Each line containing the word "Pecans" needs to be copied.

+++ Supplied material

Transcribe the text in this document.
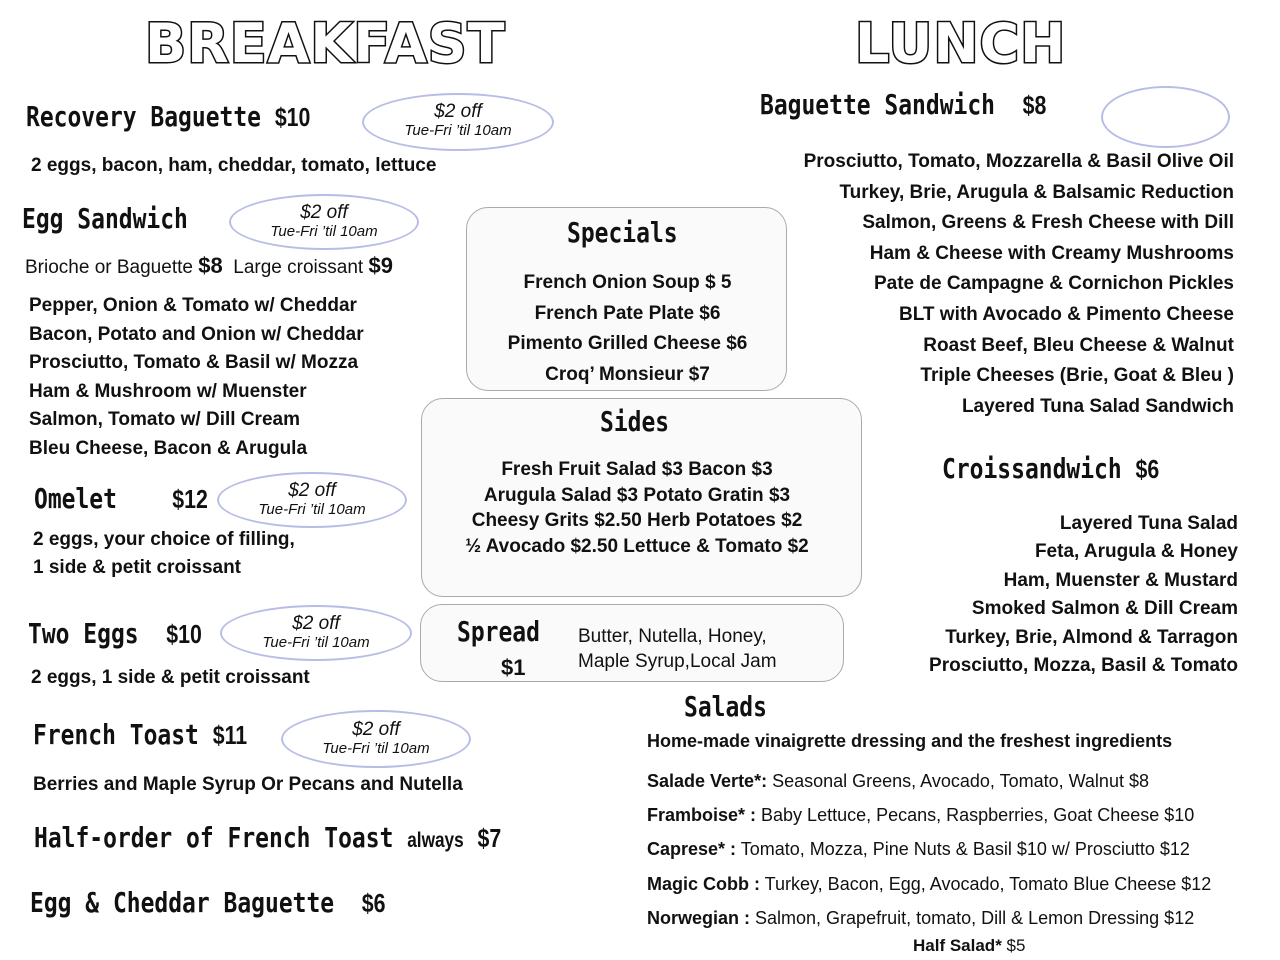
BREAKFAST	LUNCH
Recovery Baguette $10	$2 off
Tue-Fri ’til 10am
2 eggs, bacon, ham, cheddar, tomato, lettuce
Egg Sandwich	$2 off
Tue-Fri ’til 10am
Brioche or Baguette $8 Large croissant $9
Pepper, Onion & Tomato w/ Cheddar
Bacon, Potato and Onion w/ Cheddar
Prosciutto, Tomato & Basil w/ Mozza
Ham & Mushroom w/ Muenster
Salmon, Tomato w/ Dill Cream
Bleu Cheese, Bacon & Arugula
Omelet $12	$2 off
Tue-Fri ’til 10am
2 eggs, your choice of filling,
1 side & petit croissant
Two Eggs $10	$2 off
Tue-Fri ’til 10am
2 eggs, 1 side & petit croissant
French Toast $11	$2 off
Tue-Fri ’til 10am
Berries and Maple Syrup Or Pecans and Nutella
Half-order of French Toast always $7
Egg & Cheddar Baguette $6
Specials
French Onion Soup $ 5
French Pate Plate $6
Pimento Grilled Cheese $6
Croq’ Monsieur $7
Sides
Fresh Fruit Salad $3 Bacon $3
Arugula Salad $3 Potato Gratin $3
Cheesy Grits $2.50 Herb Potatoes $2
½ Avocado $2.50 Lettuce & Tomato $2
Spread
$1
Butter, Nutella, Honey,
Maple Syrup,Local Jam
Baguette Sandwich $8
Prosciutto, Tomato, Mozzarella & Basil Olive Oil
Turkey, Brie, Arugula & Balsamic Reduction
Salmon, Greens & Fresh Cheese with Dill
Ham & Cheese with Creamy Mushrooms
Pate de Campagne & Cornichon Pickles
BLT with Avocado & Pimento Cheese
Roast Beef, Bleu Cheese & Walnut
Triple Cheeses (Brie, Goat & Bleu )
Layered Tuna Salad Sandwich
Croissandwich $6
Layered Tuna Salad
Feta, Arugula & Honey
Ham, Muenster & Mustard
Smoked Salmon & Dill Cream
Turkey, Brie, Almond & Tarragon
Prosciutto, Mozza, Basil & Tomato
Salads
Home-made vinaigrette dressing and the freshest ingredients
Salade Verte*: Seasonal Greens, Avocado, Tomato, Walnut $8
Framboise* : Baby Lettuce, Pecans, Raspberries, Goat Cheese $10
Caprese* : Tomato, Mozza, Pine Nuts & Basil $10 w/ Prosciutto $12
Magic Cobb : Turkey, Bacon, Egg, Avocado, Tomato Blue Cheese $12
Norwegian : Salmon, Grapefruit, tomato, Dill & Lemon Dressing $12
Half Salad* $5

++++++

■ **Exercise result**
Berries and Maple Syrup Or Pecans and Nutella
Framboise* : Baby Lettuce, Pecans, Raspberries, Goat Cheese $10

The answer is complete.